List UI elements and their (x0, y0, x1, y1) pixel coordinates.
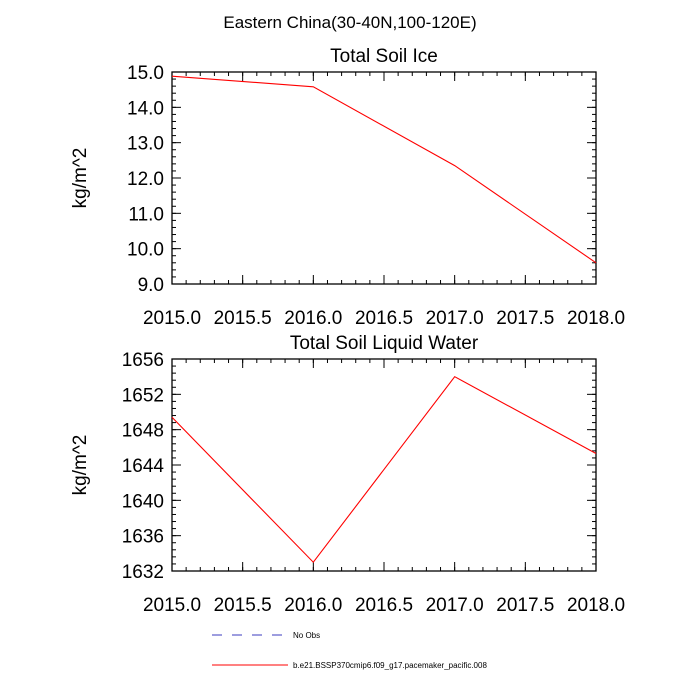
series-line (171, 375, 597, 564)
x-tick-label: 2016.5 (355, 595, 413, 616)
x-tick-label: 2017.5 (496, 595, 554, 616)
x-tick-label: 2016.0 (284, 308, 342, 329)
panel-title: Total Soil Liquid Water (290, 333, 479, 354)
y-tick-label: 15.0 (127, 63, 164, 84)
y-tick-label: 10.0 (127, 240, 164, 261)
legend: No Obs b.e21.BSSP370cmip6.f09_g17.pacemak… (212, 631, 487, 670)
y-axis-label: kg/m^2 (70, 435, 91, 496)
panel-1: Total Soil Ice kg/m^2 2015.0 2015.5 2016.0 20… (70, 46, 625, 329)
x-tick-label: 2018.0 (567, 308, 625, 329)
x-tick-label: 2016.0 (284, 595, 342, 616)
y-tick-label: 1640 (122, 491, 164, 512)
y-tick-label: 1636 (122, 527, 164, 548)
x-tick-label: 2016.5 (355, 308, 413, 329)
x-tick-label: 2015.5 (214, 308, 272, 329)
y-tick-label: 14.0 (127, 98, 164, 119)
figure-suptitle: Eastern China(30-40N,100-120E) (223, 13, 476, 32)
y-tick-label: 12.0 (127, 169, 164, 190)
x-tick-label: 2018.0 (567, 595, 625, 616)
y-tick-label: 1632 (122, 562, 164, 583)
series-line (171, 75, 597, 264)
x-tick-label: 2015.0 (143, 595, 201, 616)
y-tick-label: 1652 (122, 385, 164, 406)
y-tick-label: 9.0 (138, 275, 164, 296)
panels: Total Soil Ice kg/m^2 2015.0 2015.5 2016.0 20… (70, 46, 625, 616)
panel-2: Total Soil Liquid Water kg/m^2 2015.0 2015.… (70, 333, 625, 616)
y-tick-label: 1656 (122, 350, 164, 371)
y-tick-label: 11.0 (128, 204, 164, 225)
panel-title: Total Soil Ice (330, 46, 438, 67)
x-tick-label: 2015.0 (143, 308, 201, 329)
x-tick-label: 2017.0 (426, 595, 484, 616)
y-tick-label: 1648 (122, 421, 164, 442)
x-tick-label: 2017.5 (496, 308, 554, 329)
y-axis-label: kg/m^2 (70, 148, 91, 209)
x-tick-label: 2015.5 (214, 595, 272, 616)
y-tick-label: 13.0 (127, 134, 164, 155)
x-tick-label: 2017.0 (426, 308, 484, 329)
plot-frame (171, 71, 597, 285)
plot-frame (171, 358, 597, 572)
legend-label: No Obs (293, 631, 320, 640)
y-tick-label: 1644 (122, 456, 165, 477)
legend-label: b.e21.BSSP370cmip6.f09_g17.pacemaker_pac… (293, 661, 487, 670)
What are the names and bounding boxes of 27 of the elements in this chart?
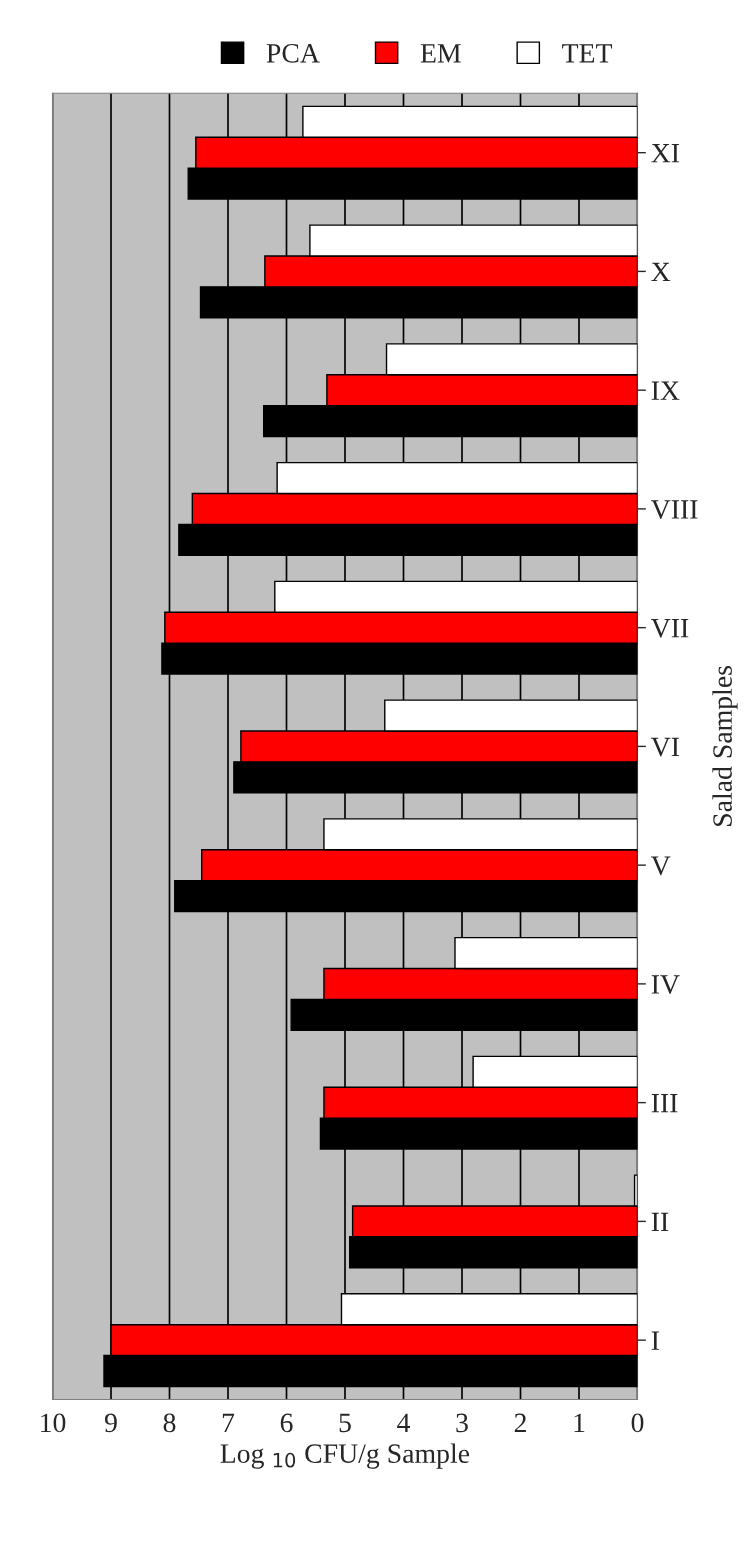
legend-label: EM (420, 44, 461, 63)
legend-label: TET (562, 44, 613, 63)
x-tick-label: 10 (41, 1413, 66, 1433)
y-tick-label: III (651, 1094, 678, 1113)
x-tick-label: 5 (339, 1413, 351, 1433)
x-tick-label: 7 (222, 1413, 235, 1432)
y-tick-label: IV (651, 975, 680, 994)
x-tick-label: 9 (104, 1413, 117, 1433)
y-tick-label: II (651, 1212, 669, 1232)
x-tick-label: 2 (514, 1413, 526, 1432)
x-axis-title: Log $_{10}$ CFU/g Sample (220, 1443, 470, 1469)
x-tick-label: 4 (397, 1413, 411, 1432)
y-tick-label: X (651, 262, 671, 282)
y-tick-label: VII (651, 619, 689, 638)
x-tick-label: 8 (163, 1413, 176, 1433)
y-tick-label: XI (651, 144, 680, 163)
legend-label: PCA (266, 43, 320, 63)
y-tick-label: VI (651, 737, 680, 757)
x-tick-label: 1 (574, 1413, 585, 1432)
y-axis-title: Salad Samples (712, 666, 738, 826)
y-tick-label: I (651, 1331, 659, 1350)
y-tick-label: VIII (651, 500, 698, 519)
x-tick-label: 3 (456, 1413, 468, 1433)
x-tick-label: 6 (280, 1413, 293, 1433)
y-tick-label: IX (651, 381, 680, 400)
x-tick-label: 0 (631, 1413, 644, 1433)
y-tick-label: V (651, 856, 671, 876)
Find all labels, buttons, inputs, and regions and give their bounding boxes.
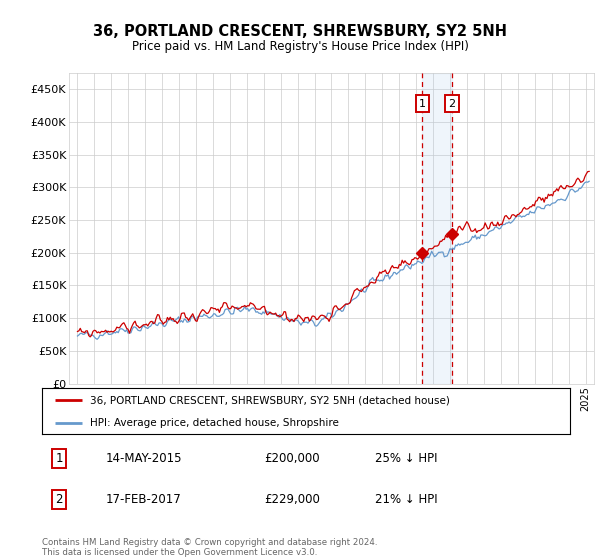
Text: 17-FEB-2017: 17-FEB-2017	[106, 493, 181, 506]
Text: 36, PORTLAND CRESCENT, SHREWSBURY, SY2 5NH (detached house): 36, PORTLAND CRESCENT, SHREWSBURY, SY2 5…	[89, 395, 449, 405]
Text: 1: 1	[419, 99, 426, 109]
Text: 14-MAY-2015: 14-MAY-2015	[106, 452, 182, 465]
Text: 2: 2	[449, 99, 455, 109]
Text: Price paid vs. HM Land Registry's House Price Index (HPI): Price paid vs. HM Land Registry's House …	[131, 40, 469, 53]
Text: 1: 1	[55, 452, 63, 465]
Text: £200,000: £200,000	[264, 452, 319, 465]
Text: 21% ↓ HPI: 21% ↓ HPI	[374, 493, 437, 506]
Bar	[422, 73, 452, 384]
Text: Contains HM Land Registry data © Crown copyright and database right 2024.
This d: Contains HM Land Registry data © Crown c…	[42, 538, 377, 557]
Text: 25% ↓ HPI: 25% ↓ HPI	[374, 452, 437, 465]
Text: HPI: Average price, detached house, Shropshire: HPI: Average price, detached house, Shro…	[89, 418, 338, 427]
Text: 36, PORTLAND CRESCENT, SHREWSBURY, SY2 5NH: 36, PORTLAND CRESCENT, SHREWSBURY, SY2 5…	[93, 24, 507, 39]
Text: £229,000: £229,000	[264, 493, 320, 506]
Text: 2: 2	[55, 493, 63, 506]
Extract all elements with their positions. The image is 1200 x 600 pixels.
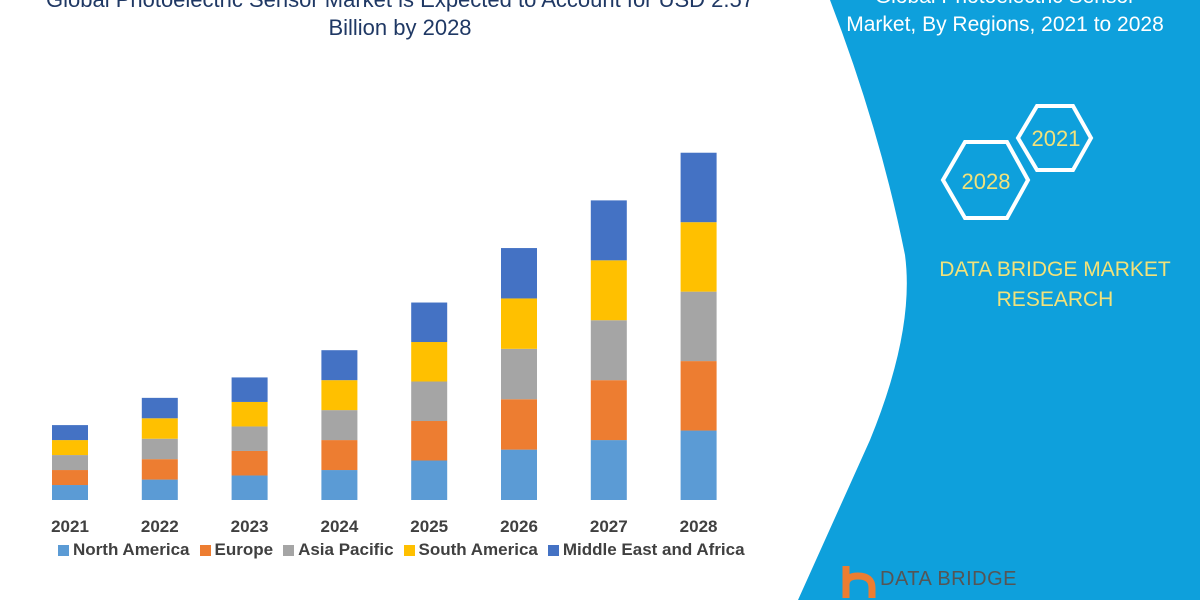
legend-swatch	[283, 544, 295, 556]
bar-segment-2022-asia-pacific	[141, 438, 178, 460]
x-tick-label: 2024	[320, 517, 358, 536]
bar-segment-2023-north-america	[231, 475, 268, 500]
bar-segment-2024-middle-east-and-africa	[321, 350, 358, 381]
brand-line1: DATA BRIDGE MARKET	[939, 258, 1171, 281]
brand-line2: RESEARCH	[996, 288, 1114, 311]
legend-label: Europe	[214, 540, 274, 559]
legend-swatch	[58, 544, 69, 556]
bar-segment-2024-asia-pacific	[321, 410, 358, 441]
bar-segment-2021-middle-east-and-africa	[52, 425, 88, 441]
bar-segment-2021-asia-pacific	[52, 455, 88, 471]
legend-label: South America	[418, 540, 538, 559]
bar-segment-2028-north-america	[680, 430, 717, 500]
x-tick-label: 2023	[231, 517, 269, 536]
bar-segment-2022-north-america	[141, 479, 178, 500]
x-tick-label: 2027	[590, 517, 628, 536]
bar-segment-2025-asia-pacific	[411, 381, 448, 422]
chart-title: Global Photoelectric Sensor Market is Ex…	[0, 0, 800, 42]
bar-segment-2028-south-america	[680, 222, 717, 292]
legend-item: Middle East and Africa	[547, 540, 745, 560]
bar-segment-2027-middle-east-and-africa	[590, 200, 627, 261]
bar-segment-2024-north-america	[321, 470, 358, 500]
chart-title-line2: Billion by 2028	[328, 15, 472, 40]
bar-segment-2026-asia-pacific	[501, 348, 537, 400]
bar-segment-2023-south-america	[231, 401, 268, 427]
bar-segment-2025-north-america	[411, 460, 448, 500]
bar-segment-2023-europe	[231, 450, 268, 476]
bar-segment-2026-north-america	[501, 449, 537, 500]
side-panel-title: Global Photoelectric Sensor Market, By R…	[820, 0, 1190, 39]
blue-panel-shape	[798, 0, 1200, 600]
legend-item: North America	[58, 540, 190, 560]
bar-segment-2028-middle-east-and-africa	[680, 152, 717, 223]
bar-segment-2024-south-america	[321, 380, 358, 411]
legend-item: South America	[403, 540, 538, 560]
bar-segment-2022-europe	[141, 459, 178, 480]
x-tick-label: 2021	[51, 517, 89, 536]
bar-segment-2026-middle-east-and-africa	[501, 248, 537, 299]
legend-swatch	[199, 544, 211, 556]
hexagon-2021	[1015, 104, 1094, 172]
legend-label: Asia Pacific	[298, 540, 394, 559]
bar-segment-2025-europe	[411, 421, 448, 461]
hexagon-2028	[940, 140, 1031, 220]
chart-legend: North America Europe Asia Pacific South Ame…	[58, 540, 745, 560]
legend-swatch	[403, 544, 415, 556]
bar-segment-2021-south-america	[52, 440, 88, 456]
hex-year-2021: 2021	[1032, 126, 1081, 151]
legend-item: Asia Pacific	[283, 540, 394, 560]
bar-segment-2025-south-america	[411, 342, 448, 382]
bar-segment-2025-middle-east-and-africa	[411, 302, 448, 343]
legend-label: North America	[73, 540, 190, 559]
legend-swatch	[547, 544, 559, 556]
bar-segment-2027-europe	[590, 380, 627, 441]
bar-segment-2024-europe	[321, 440, 358, 471]
bar-segment-2027-asia-pacific	[590, 320, 627, 381]
bar-segment-2028-asia-pacific	[680, 291, 717, 362]
brand-text: DATA BRIDGE MARKET RESEARCH	[900, 255, 1200, 315]
bar-segment-2023-asia-pacific	[231, 426, 268, 451]
x-tick-label: 2022	[141, 517, 179, 536]
stacked-bar-chart: 2021 2022 2023 2024 2025 2026 2027 2028	[51, 152, 718, 536]
footer-logo-text: DATA BRIDGE	[880, 568, 1018, 590]
chart-title-line1: Global Photoelectric Sensor Market is Ex…	[0, 0, 800, 14]
x-tick-label: 2026	[500, 517, 538, 536]
legend-item: Europe	[199, 540, 274, 560]
bar-segment-2026-south-america	[501, 298, 537, 349]
legend-label: Middle East and Africa	[562, 540, 745, 559]
bar-segment-2021-europe	[52, 470, 88, 486]
x-tick-label: 2028	[680, 517, 718, 536]
bar-segment-2026-europe	[501, 399, 537, 450]
side-title-line1: Global Photoelectric Sensor	[820, 0, 1190, 11]
x-tick-label: 2025	[410, 517, 448, 536]
bar-segment-2023-middle-east-and-africa	[231, 377, 268, 402]
bar-segment-2028-europe	[680, 361, 717, 431]
bar-segment-2022-middle-east-and-africa	[141, 397, 178, 419]
hex-year-2028: 2028	[962, 169, 1011, 194]
bar-segment-2022-south-america	[141, 418, 178, 439]
bar-segment-2021-north-america	[52, 485, 88, 500]
bar-segment-2027-north-america	[590, 440, 627, 500]
bar-segment-2027-south-america	[590, 260, 627, 321]
footer-logo-icon	[842, 566, 876, 598]
side-title-line2: Market, By Regions, 2021 to 2028	[846, 13, 1164, 36]
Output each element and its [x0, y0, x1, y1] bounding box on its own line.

______________________________

__EXERCISE__
Reproduce, with no changes, the stretch of the listing from the line containing "544, 295, 556]" through the line containing "544, 69, 556]".

__IN RESPONSE__
legend-swatch	[283, 544, 295, 556]
bar-segment-2022-asia-pacific	[141, 438, 178, 460]
x-tick-label: 2024	[320, 517, 358, 536]
bar-segment-2023-north-america	[231, 475, 268, 500]
bar-segment-2024-middle-east-and-africa	[321, 350, 358, 381]
brand-line1: DATA BRIDGE MARKET	[939, 258, 1171, 281]
brand-line2: RESEARCH	[996, 288, 1114, 311]
legend-label: Europe	[214, 540, 274, 559]
legend-swatch	[58, 544, 69, 556]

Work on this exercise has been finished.